### Description of the task
Copy everything in the data below exactly except the pictures.
======== Records to use ========
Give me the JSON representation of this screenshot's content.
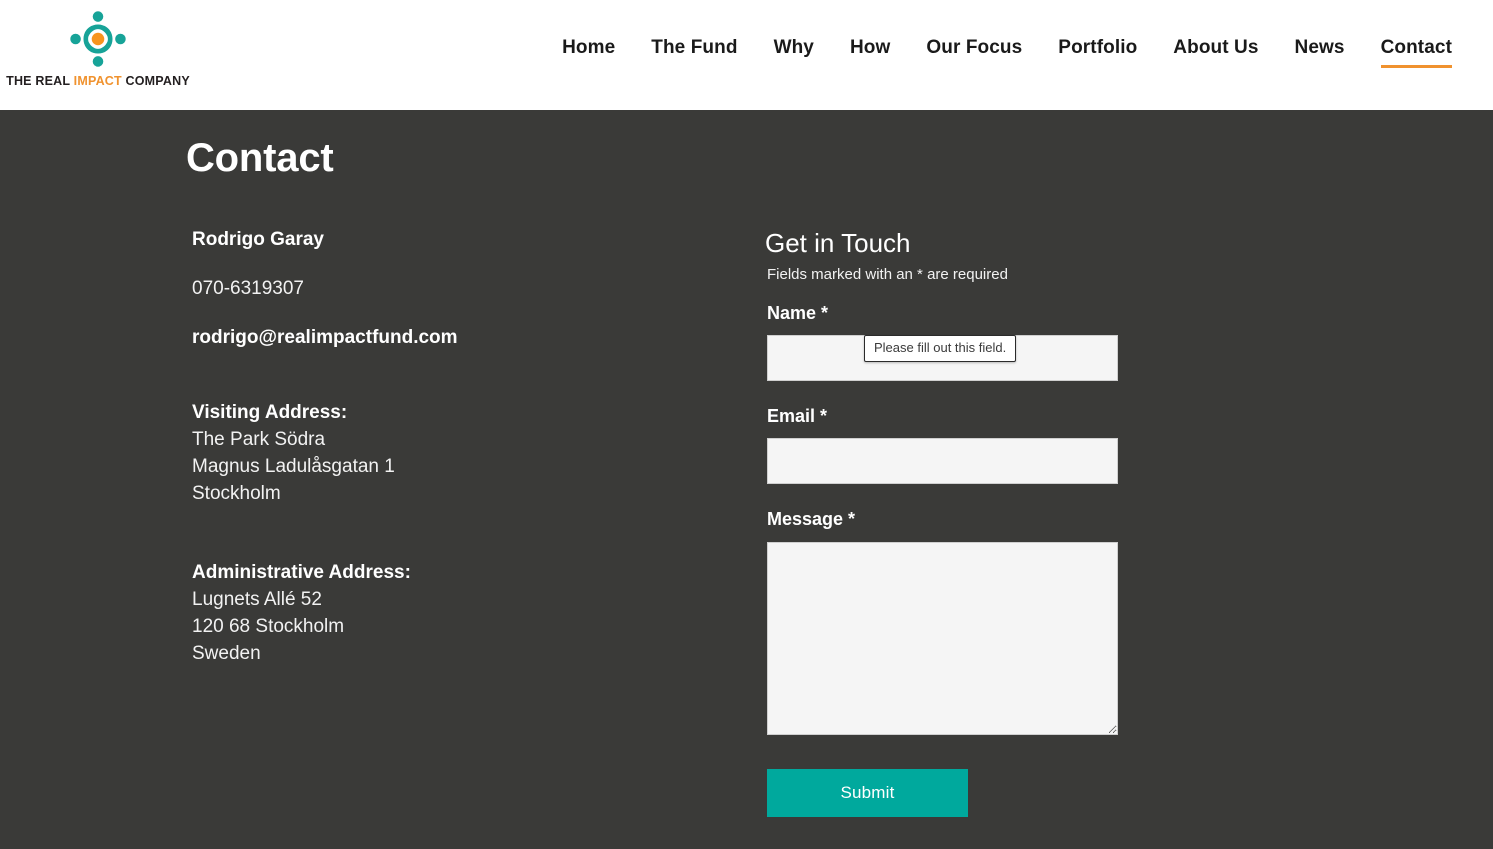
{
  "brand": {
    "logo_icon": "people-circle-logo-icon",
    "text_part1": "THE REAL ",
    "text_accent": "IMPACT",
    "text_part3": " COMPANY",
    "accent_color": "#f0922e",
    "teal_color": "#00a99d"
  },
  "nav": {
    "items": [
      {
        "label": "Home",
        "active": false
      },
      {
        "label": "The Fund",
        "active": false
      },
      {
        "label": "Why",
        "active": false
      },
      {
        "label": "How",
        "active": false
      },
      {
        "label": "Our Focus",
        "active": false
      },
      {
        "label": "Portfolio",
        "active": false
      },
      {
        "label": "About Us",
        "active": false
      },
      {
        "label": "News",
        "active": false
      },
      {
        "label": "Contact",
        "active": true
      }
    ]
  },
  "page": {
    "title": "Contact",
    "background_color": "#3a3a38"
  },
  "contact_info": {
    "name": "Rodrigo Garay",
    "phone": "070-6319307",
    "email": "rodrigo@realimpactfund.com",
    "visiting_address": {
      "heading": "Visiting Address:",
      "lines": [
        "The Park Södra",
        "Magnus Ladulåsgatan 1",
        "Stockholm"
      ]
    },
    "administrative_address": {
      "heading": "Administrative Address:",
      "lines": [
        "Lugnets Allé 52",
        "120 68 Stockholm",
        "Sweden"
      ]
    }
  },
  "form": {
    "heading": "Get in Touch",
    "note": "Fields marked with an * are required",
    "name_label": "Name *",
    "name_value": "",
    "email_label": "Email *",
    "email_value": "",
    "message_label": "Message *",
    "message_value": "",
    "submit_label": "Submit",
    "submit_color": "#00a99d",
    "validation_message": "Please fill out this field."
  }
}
========
### The completed task
Give me the JSON representation of this screenshot's content.
{
  "brand": {
    "logo_icon": "people-circle-logo-icon",
    "text_part1": "THE REAL ",
    "text_accent": "IMPACT",
    "text_part3": " COMPANY",
    "accent_color": "#f0922e",
    "teal_color": "#00a99d"
  },
  "nav": {
    "items": [
      {
        "label": "Home",
        "active": false
      },
      {
        "label": "The Fund",
        "active": false
      },
      {
        "label": "Why",
        "active": false
      },
      {
        "label": "How",
        "active": false
      },
      {
        "label": "Our Focus",
        "active": false
      },
      {
        "label": "Portfolio",
        "active": false
      },
      {
        "label": "About Us",
        "active": false
      },
      {
        "label": "News",
        "active": false
      },
      {
        "label": "Contact",
        "active": true
      }
    ]
  },
  "page": {
    "title": "Contact",
    "background_color": "#3a3a38"
  },
  "contact_info": {
    "name": "Rodrigo Garay",
    "phone": "070-6319307",
    "email": "rodrigo@realimpactfund.com",
    "visiting_address": {
      "heading": "Visiting Address:",
      "lines": [
        "The Park Södra",
        "Magnus Ladulåsgatan 1",
        "Stockholm"
      ]
    },
    "administrative_address": {
      "heading": "Administrative Address:",
      "lines": [
        "Lugnets Allé 52",
        "120 68 Stockholm",
        "Sweden"
      ]
    }
  },
  "form": {
    "heading": "Get in Touch",
    "note": "Fields marked with an * are required",
    "name_label": "Name *",
    "name_value": "",
    "email_label": "Email *",
    "email_value": "",
    "message_label": "Message *",
    "message_value": "",
    "submit_label": "Submit",
    "submit_color": "#00a99d",
    "validation_message": "Please fill out this field."
  }
}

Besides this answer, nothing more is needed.